### Aim of the exercise
Take from the listing each line that has the string "number".

··········

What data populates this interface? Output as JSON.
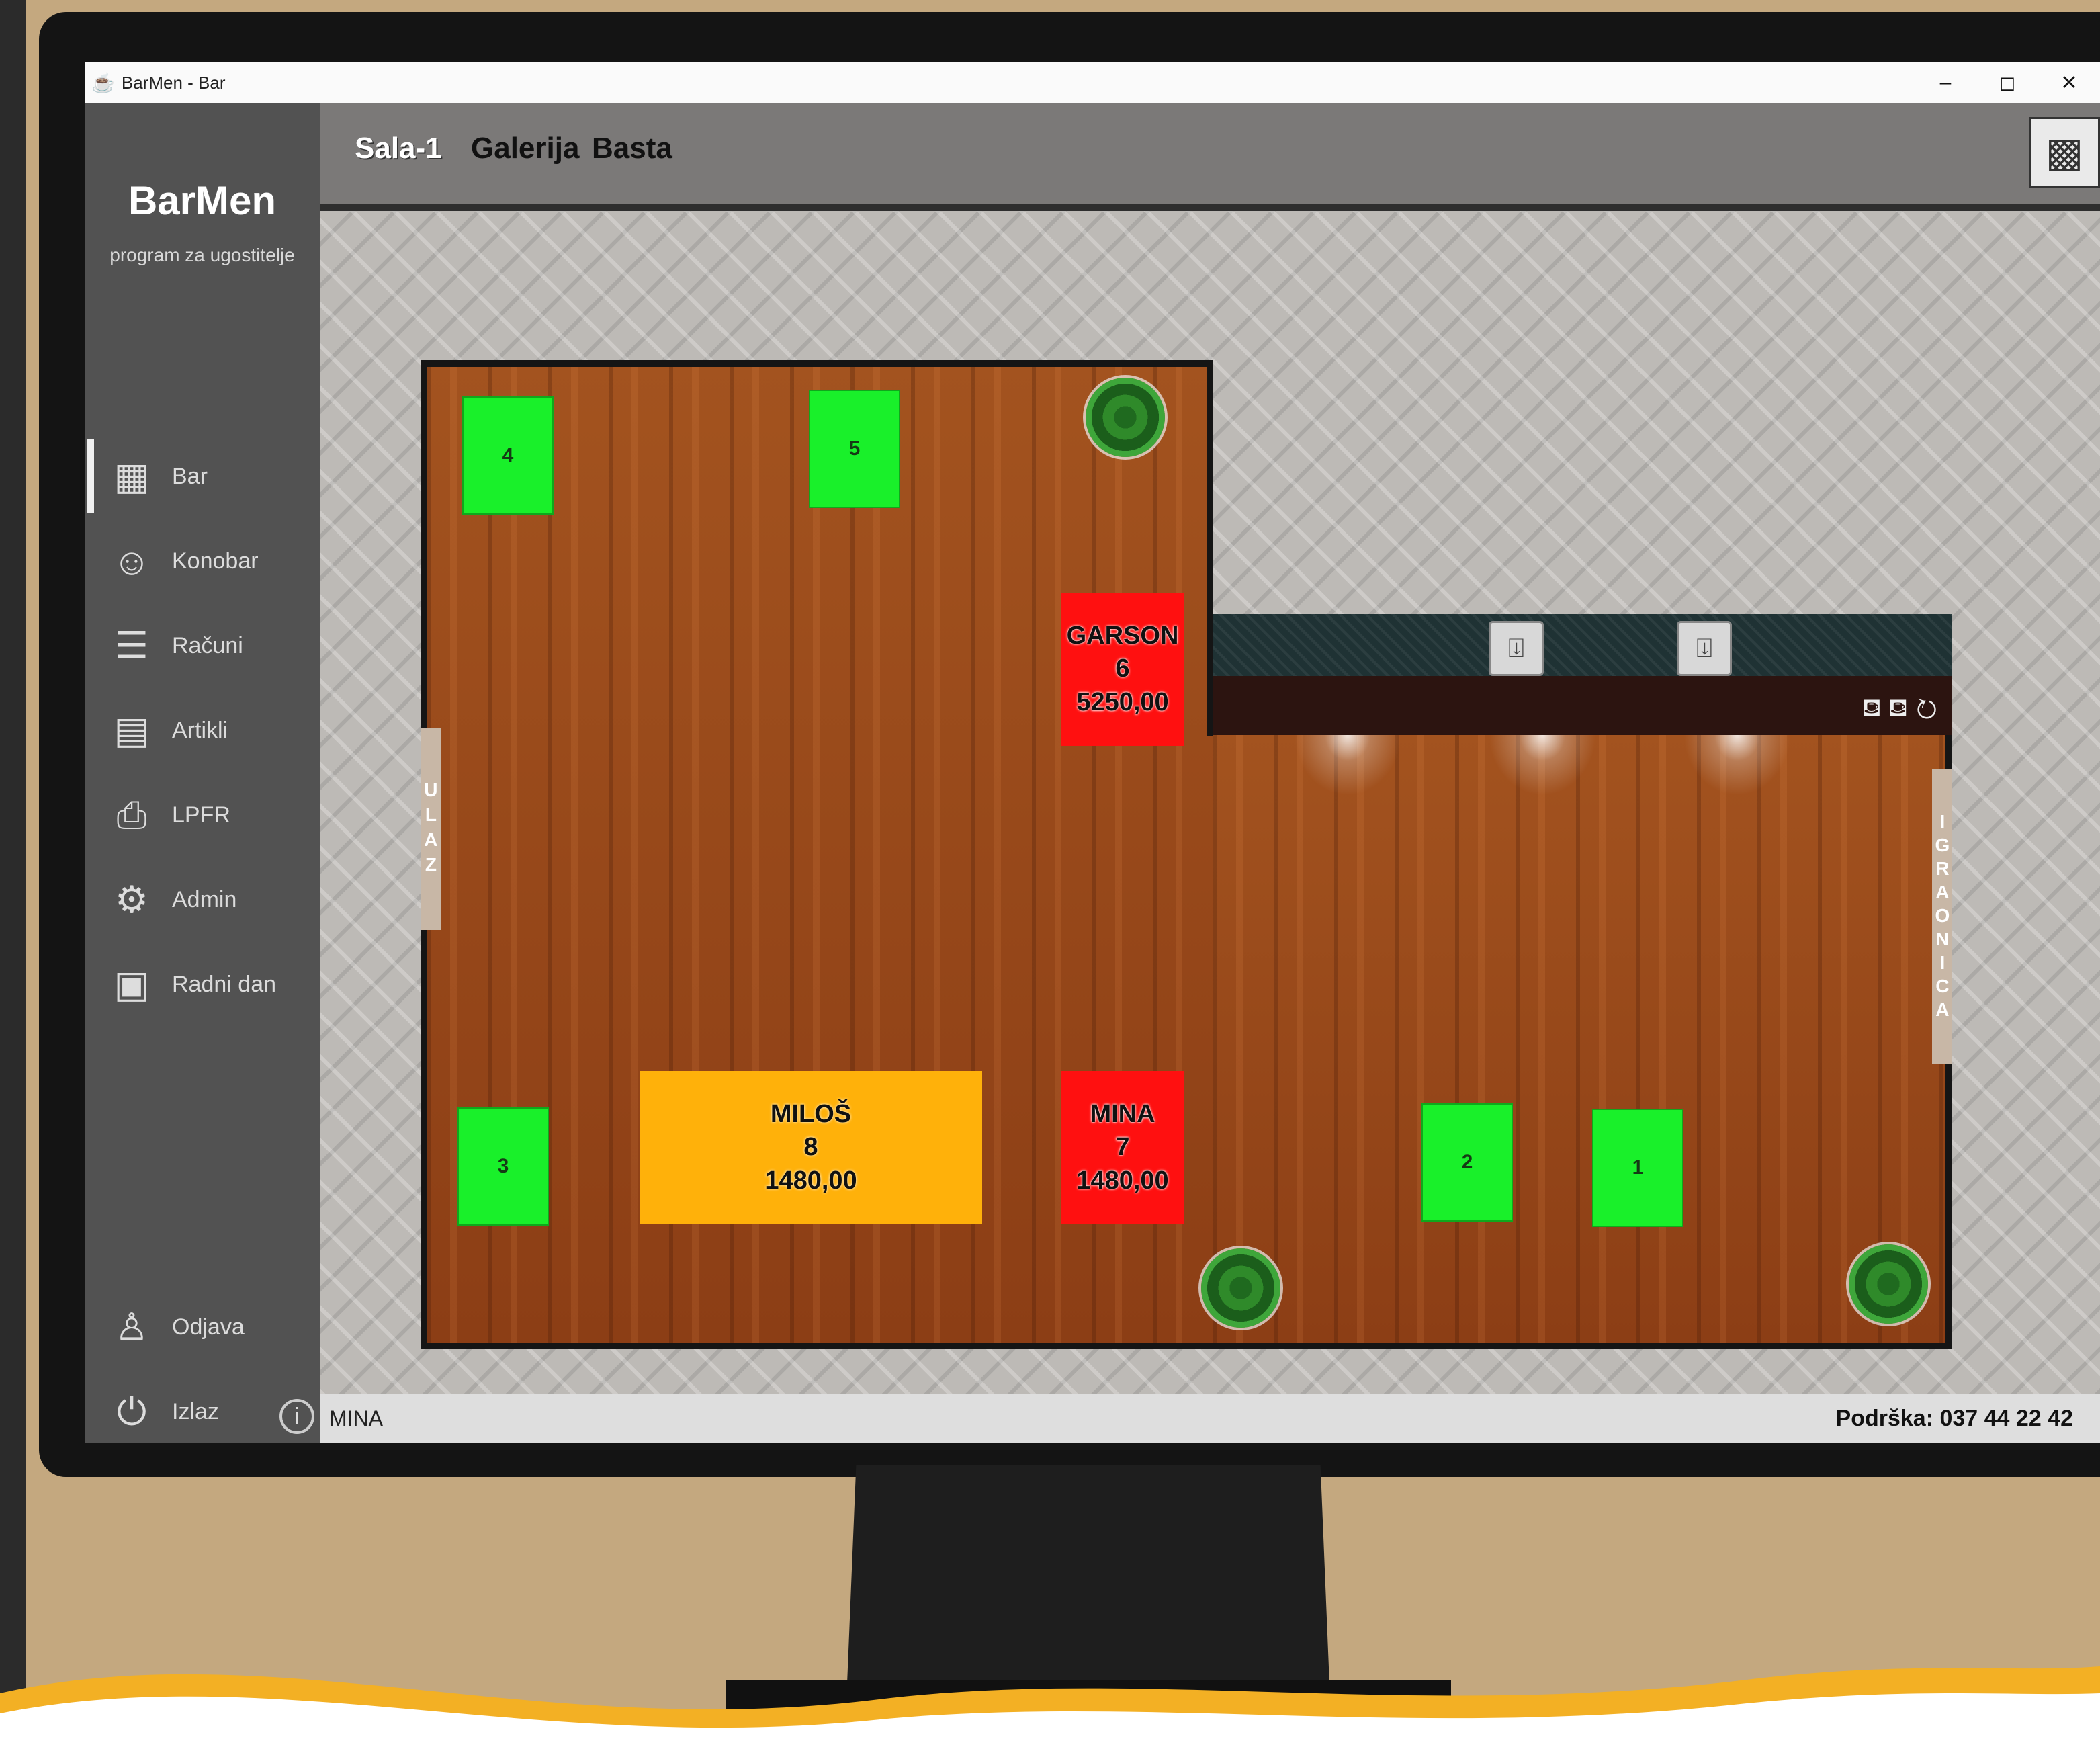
{
  "window": {
    "title": "BarMen - Bar",
    "controls": [
      "–",
      "◻",
      "✕"
    ]
  },
  "sidebar": {
    "brand": "BarMen",
    "subtitle": "program za ugostitelje",
    "items": [
      {
        "label": "Bar",
        "icon": "bar-icon",
        "active": true
      },
      {
        "label": "Konobar",
        "icon": "waiter-icon",
        "active": false
      },
      {
        "label": "Računi",
        "icon": "receipts-icon",
        "active": false
      },
      {
        "label": "Artikli",
        "icon": "articles-icon",
        "active": false
      },
      {
        "label": "LPFR",
        "icon": "fiscal-printer-icon",
        "active": false
      },
      {
        "label": "Admin",
        "icon": "admin-icon",
        "active": false
      },
      {
        "label": "Radni dan",
        "icon": "calendar-icon",
        "active": false
      }
    ],
    "bottom_items": [
      {
        "label": "Odjava",
        "icon": "logout-user-icon"
      },
      {
        "label": "Izlaz",
        "icon": "power-icon"
      }
    ]
  },
  "tabs": [
    {
      "label": "Sala-1",
      "active": true
    },
    {
      "label": "Galerija",
      "active": false
    },
    {
      "label": "Basta",
      "active": false
    }
  ],
  "floor": {
    "entrance_label": "ULAZ",
    "playroom_label": "IGRAONICA",
    "tables": [
      {
        "number": "4",
        "status": "free"
      },
      {
        "number": "5",
        "status": "free"
      },
      {
        "number": "3",
        "status": "free"
      },
      {
        "number": "2",
        "status": "free"
      },
      {
        "number": "1",
        "status": "free"
      },
      {
        "waiter": "GARSON",
        "number": "6",
        "amount": "5250,00",
        "status": "occupied"
      },
      {
        "waiter": "MILOŠ",
        "number": "8",
        "amount": "1480,00",
        "status": "occupied-other"
      },
      {
        "waiter": "MINA",
        "number": "7",
        "amount": "1480,00",
        "status": "occupied"
      }
    ],
    "colors": {
      "free": "#19f02a",
      "occupied": "#ff1010",
      "occupied_other": "#ffb10a"
    }
  },
  "statusbar": {
    "user": "MINA",
    "support": "Podrška: 037 44 22 42"
  }
}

··········

### Exercise output
        "number": "4",
        "number": "5",
        "number": "3",
        "number": "2",
        "number": "1",
        "number": "6",
        "number": "8",
        "number": "7",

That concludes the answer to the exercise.